Extract the data exactly, missing nothing.

[Exercise data]
++++++

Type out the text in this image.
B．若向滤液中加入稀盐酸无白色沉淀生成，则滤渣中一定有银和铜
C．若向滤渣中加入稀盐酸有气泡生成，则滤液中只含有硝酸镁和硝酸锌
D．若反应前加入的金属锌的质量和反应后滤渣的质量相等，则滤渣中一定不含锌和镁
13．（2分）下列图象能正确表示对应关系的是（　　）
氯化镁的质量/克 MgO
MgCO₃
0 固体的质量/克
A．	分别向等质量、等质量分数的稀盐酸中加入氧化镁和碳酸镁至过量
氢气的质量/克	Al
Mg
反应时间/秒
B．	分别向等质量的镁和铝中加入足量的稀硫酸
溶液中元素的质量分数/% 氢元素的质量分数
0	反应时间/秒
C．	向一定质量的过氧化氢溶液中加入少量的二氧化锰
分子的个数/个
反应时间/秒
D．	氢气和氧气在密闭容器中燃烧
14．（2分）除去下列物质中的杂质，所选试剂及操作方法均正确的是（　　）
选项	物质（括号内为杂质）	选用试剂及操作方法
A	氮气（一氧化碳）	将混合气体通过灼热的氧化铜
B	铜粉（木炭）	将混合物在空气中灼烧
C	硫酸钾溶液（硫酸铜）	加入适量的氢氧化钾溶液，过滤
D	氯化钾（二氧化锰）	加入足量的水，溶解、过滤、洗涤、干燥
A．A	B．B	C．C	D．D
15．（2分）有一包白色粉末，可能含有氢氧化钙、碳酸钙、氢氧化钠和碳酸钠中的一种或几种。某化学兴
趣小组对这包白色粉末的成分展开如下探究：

++++++

[Answer for the task]
Type out the text in this image.
B．若向滤液中加入稀盐酸无白色沉淀生成，则滤渣中一定有银和铜
C．若向滤渣中加入稀盐酸有气泡生成，则滤液中只含有硝酸镁和硝酸锌
D．若反应前加入的金属锌的质量和反应后滤渣的质量相等，则滤渣中一定不含锌和镁
13．（2分）下列图象能正确表示对应关系的是（　　）
氯化镁的质量/克 MgO
MgCO₃
0 固体的质量/克
A．	分别向等质量、等质量分数的稀盐酸中加入氧化镁和碳酸镁至过量
氢气的质量/克	Al
Mg
反应时间/秒
B．	分别向等质量的镁和铝中加入足量的稀硫酸
溶液中元素的质量分数/% 氢元素的质量分数
0	反应时间/秒
C．	向一定质量的过氧化氢溶液中加入少量的二氧化锰
分子的个数/个
反应时间/秒
D．	氢气和氧气在密闭容器中燃烧
14．（2分）除去下列物质中的杂质，所选试剂及操作方法均正确的是（　　）
选项	物质（括号内为杂质）	选用试剂及操作方法
A	氮气（一氧化碳）	将混合气体通过灼热的氧化铜
B	铜粉（木炭）	将混合物在空气中灼烧
C	硫酸钾溶液（硫酸铜）	加入适量的氢氧化钾溶液，过滤
D	氯化钾（二氧化锰）	加入足量的水，溶解、过滤、洗涤、干燥
A．A	B．B	C．C	D．D
15．（2分）有一包白色粉末，可能含有氢氧化钙、碳酸钙、氢氧化钠和碳酸钠中的一种或几种。某化学兴
趣小组对这包白色粉末的成分展开如下探究：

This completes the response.